Locate the lines of the listing below that hold "half", then copy each of them.

[Start of Records provided]

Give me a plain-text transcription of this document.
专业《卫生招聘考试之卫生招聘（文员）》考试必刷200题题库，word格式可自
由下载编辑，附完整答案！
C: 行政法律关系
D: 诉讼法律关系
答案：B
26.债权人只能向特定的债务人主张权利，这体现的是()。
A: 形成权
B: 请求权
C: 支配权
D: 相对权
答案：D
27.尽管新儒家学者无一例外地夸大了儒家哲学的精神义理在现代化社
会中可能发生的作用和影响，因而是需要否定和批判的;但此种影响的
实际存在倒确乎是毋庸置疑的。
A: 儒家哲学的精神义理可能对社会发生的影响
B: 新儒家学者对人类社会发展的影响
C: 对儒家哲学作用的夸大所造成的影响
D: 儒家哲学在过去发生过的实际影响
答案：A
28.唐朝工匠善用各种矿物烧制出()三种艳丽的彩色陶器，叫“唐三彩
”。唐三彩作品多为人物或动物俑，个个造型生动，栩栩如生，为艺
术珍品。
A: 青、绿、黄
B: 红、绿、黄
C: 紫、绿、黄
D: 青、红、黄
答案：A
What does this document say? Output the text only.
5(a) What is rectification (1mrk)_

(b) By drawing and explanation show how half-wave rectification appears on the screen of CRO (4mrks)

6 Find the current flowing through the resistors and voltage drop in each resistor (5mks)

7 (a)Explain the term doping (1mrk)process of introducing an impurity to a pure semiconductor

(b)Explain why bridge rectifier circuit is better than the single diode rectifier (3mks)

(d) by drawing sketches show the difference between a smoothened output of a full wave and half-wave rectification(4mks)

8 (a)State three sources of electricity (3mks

[End of Records provided]

▶ Final answer
(b) By drawing and explanation show how half-wave rectification appears on the screen of CRO (4mrks)
(d) by drawing sketches show the difference between a smoothened output of a full wave and half-wave rectification(4mks)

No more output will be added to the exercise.